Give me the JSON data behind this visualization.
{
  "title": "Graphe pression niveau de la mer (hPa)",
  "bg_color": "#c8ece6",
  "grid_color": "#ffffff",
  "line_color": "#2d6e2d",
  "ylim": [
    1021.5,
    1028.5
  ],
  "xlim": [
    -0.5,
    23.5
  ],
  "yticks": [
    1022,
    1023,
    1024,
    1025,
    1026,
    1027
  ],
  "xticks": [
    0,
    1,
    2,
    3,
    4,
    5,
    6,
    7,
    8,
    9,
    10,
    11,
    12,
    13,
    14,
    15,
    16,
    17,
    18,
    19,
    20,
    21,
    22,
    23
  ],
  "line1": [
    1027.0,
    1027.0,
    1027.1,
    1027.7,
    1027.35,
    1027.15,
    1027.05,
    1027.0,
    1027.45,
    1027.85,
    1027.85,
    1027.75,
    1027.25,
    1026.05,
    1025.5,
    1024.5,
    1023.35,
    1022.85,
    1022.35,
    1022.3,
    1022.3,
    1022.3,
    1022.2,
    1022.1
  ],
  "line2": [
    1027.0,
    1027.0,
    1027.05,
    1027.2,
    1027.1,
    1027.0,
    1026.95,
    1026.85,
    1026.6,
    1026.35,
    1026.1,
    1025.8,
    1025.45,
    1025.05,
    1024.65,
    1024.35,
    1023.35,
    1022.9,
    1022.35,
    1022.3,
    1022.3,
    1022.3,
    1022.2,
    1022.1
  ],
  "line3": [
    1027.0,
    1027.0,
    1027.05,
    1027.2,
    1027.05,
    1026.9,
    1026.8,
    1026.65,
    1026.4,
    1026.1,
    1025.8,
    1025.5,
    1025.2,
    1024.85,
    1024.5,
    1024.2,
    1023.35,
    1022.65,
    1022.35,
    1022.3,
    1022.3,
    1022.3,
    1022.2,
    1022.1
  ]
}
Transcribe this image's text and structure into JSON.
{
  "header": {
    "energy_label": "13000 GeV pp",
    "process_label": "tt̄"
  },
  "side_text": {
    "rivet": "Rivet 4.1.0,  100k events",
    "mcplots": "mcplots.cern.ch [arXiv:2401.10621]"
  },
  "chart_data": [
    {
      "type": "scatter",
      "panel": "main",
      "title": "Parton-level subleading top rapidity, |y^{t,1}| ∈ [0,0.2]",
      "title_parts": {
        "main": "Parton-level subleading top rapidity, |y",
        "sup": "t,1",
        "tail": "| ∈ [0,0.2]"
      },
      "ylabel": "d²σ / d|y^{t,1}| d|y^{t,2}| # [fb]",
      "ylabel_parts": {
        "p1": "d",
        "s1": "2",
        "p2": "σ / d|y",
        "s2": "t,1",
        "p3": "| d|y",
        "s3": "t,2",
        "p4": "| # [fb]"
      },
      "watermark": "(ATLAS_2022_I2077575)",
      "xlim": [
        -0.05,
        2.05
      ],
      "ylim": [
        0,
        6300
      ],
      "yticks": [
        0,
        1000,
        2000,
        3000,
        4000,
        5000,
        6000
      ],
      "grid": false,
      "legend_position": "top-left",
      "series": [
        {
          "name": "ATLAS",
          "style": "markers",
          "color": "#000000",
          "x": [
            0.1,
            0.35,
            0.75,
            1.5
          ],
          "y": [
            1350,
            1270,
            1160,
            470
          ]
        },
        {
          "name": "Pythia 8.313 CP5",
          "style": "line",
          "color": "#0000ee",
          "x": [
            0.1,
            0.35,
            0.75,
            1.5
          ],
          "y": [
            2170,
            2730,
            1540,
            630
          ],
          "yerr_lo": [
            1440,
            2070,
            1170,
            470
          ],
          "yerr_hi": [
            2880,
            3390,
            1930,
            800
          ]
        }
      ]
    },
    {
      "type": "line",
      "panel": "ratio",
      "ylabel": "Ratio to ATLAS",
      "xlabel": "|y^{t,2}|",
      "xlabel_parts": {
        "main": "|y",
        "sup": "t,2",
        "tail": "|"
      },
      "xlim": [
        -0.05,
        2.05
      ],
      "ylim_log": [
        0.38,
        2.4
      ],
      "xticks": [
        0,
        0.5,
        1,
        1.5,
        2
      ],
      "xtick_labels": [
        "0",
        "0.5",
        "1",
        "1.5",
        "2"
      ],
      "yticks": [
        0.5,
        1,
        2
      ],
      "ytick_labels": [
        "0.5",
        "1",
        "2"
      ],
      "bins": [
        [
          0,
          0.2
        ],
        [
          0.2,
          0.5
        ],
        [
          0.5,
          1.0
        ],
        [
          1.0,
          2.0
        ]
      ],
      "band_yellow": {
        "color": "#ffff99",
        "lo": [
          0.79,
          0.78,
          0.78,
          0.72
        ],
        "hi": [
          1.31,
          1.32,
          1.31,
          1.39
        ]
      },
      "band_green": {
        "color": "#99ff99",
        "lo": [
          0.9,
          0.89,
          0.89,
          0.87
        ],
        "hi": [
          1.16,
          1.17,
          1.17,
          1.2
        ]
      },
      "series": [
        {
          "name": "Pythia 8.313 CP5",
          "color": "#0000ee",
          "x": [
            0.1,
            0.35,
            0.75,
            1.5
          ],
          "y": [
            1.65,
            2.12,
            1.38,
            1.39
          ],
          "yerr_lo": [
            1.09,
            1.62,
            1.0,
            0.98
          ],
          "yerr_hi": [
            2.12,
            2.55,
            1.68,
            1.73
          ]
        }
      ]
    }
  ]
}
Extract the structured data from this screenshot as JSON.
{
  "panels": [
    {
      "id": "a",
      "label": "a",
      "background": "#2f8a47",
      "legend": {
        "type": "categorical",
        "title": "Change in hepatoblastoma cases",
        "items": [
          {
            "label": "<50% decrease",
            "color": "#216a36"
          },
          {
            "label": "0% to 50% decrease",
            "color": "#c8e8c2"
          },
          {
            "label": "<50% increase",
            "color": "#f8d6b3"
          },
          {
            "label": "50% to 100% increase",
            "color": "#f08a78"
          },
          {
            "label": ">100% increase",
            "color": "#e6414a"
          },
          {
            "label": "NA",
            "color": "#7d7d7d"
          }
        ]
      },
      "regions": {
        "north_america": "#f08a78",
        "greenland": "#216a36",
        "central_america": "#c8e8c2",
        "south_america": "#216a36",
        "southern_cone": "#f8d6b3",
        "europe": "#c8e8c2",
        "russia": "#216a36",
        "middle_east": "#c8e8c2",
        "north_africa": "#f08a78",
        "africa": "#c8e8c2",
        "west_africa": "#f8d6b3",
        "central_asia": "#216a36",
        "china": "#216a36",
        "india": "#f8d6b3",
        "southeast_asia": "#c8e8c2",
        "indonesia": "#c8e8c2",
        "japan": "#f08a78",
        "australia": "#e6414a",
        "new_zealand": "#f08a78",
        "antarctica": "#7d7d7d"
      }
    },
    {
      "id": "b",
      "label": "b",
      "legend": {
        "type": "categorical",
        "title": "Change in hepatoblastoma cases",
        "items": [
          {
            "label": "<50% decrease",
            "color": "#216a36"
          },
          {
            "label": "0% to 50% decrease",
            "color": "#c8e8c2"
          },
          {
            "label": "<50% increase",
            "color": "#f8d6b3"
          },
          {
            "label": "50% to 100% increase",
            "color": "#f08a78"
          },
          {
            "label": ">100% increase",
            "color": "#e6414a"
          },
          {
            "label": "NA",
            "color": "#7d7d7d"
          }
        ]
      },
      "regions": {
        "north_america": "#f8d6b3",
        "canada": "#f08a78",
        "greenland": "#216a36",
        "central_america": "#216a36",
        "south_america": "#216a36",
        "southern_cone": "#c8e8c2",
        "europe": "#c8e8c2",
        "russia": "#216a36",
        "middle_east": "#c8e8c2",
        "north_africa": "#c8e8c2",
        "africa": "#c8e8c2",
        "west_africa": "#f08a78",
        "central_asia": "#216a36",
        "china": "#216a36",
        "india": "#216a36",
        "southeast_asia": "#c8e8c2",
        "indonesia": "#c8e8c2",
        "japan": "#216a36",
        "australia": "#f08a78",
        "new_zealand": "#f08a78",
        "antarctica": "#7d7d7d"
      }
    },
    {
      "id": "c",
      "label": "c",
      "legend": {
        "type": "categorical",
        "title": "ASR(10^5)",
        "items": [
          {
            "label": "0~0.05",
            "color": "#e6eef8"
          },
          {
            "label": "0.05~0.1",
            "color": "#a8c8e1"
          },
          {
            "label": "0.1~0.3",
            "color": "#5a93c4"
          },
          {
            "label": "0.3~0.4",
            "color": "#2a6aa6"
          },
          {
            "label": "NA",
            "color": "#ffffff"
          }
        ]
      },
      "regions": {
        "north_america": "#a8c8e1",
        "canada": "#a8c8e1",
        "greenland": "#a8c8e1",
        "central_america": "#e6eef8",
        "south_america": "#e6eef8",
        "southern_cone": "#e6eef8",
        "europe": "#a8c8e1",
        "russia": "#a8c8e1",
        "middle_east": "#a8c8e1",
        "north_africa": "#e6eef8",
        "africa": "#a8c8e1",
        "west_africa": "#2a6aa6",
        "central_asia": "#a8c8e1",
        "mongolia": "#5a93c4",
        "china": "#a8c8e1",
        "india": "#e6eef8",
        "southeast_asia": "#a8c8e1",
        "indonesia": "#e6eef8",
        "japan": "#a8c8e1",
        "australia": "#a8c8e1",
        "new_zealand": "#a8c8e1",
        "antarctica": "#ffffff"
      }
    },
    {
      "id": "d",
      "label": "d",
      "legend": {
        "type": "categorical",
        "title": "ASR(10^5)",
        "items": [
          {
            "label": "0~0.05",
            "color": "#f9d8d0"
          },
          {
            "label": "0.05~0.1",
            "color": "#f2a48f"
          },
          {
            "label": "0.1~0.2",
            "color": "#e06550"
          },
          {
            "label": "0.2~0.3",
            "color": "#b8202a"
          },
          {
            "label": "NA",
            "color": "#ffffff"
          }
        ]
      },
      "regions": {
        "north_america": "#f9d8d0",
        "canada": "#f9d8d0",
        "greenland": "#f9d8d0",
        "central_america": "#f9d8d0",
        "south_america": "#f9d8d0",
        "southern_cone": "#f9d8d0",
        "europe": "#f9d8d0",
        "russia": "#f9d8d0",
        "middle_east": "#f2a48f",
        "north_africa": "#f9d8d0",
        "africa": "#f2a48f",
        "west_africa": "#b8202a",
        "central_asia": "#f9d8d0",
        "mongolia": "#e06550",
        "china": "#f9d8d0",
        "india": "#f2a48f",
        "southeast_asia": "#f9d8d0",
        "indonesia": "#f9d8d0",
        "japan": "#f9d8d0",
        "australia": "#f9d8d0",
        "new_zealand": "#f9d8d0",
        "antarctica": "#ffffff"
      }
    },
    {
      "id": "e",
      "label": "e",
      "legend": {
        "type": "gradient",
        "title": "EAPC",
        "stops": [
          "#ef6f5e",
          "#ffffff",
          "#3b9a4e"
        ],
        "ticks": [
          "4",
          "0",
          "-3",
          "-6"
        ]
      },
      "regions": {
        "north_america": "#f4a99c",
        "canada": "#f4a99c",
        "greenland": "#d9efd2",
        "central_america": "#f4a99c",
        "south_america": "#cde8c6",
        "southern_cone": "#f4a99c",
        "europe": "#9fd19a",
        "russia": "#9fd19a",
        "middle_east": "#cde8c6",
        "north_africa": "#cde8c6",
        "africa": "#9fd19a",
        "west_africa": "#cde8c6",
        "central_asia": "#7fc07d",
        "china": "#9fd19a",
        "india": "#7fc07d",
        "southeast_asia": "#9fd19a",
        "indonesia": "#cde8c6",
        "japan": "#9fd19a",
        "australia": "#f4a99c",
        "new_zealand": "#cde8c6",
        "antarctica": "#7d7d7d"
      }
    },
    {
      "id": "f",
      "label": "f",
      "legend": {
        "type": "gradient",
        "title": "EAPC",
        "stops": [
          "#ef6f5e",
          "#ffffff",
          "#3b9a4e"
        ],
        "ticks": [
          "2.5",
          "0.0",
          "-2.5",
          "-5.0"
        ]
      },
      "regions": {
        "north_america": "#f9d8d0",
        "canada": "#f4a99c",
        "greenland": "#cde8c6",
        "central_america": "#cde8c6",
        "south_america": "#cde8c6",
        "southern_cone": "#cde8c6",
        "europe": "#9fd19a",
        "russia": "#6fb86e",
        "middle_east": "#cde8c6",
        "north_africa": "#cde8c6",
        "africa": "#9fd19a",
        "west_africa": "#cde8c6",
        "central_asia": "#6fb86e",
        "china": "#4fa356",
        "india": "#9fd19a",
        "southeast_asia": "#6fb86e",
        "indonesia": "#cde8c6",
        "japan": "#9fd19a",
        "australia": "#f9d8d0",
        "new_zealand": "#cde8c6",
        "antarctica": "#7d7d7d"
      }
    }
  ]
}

What is expected: Search the lines for the string "greenland" and copy every line that has it.

Task result:
        "greenland": "#216a36",
        "greenland": "#216a36",
        "greenland": "#a8c8e1",
        "greenland": "#f9d8d0",
        "greenland": "#d9efd2",
        "greenland": "#cde8c6",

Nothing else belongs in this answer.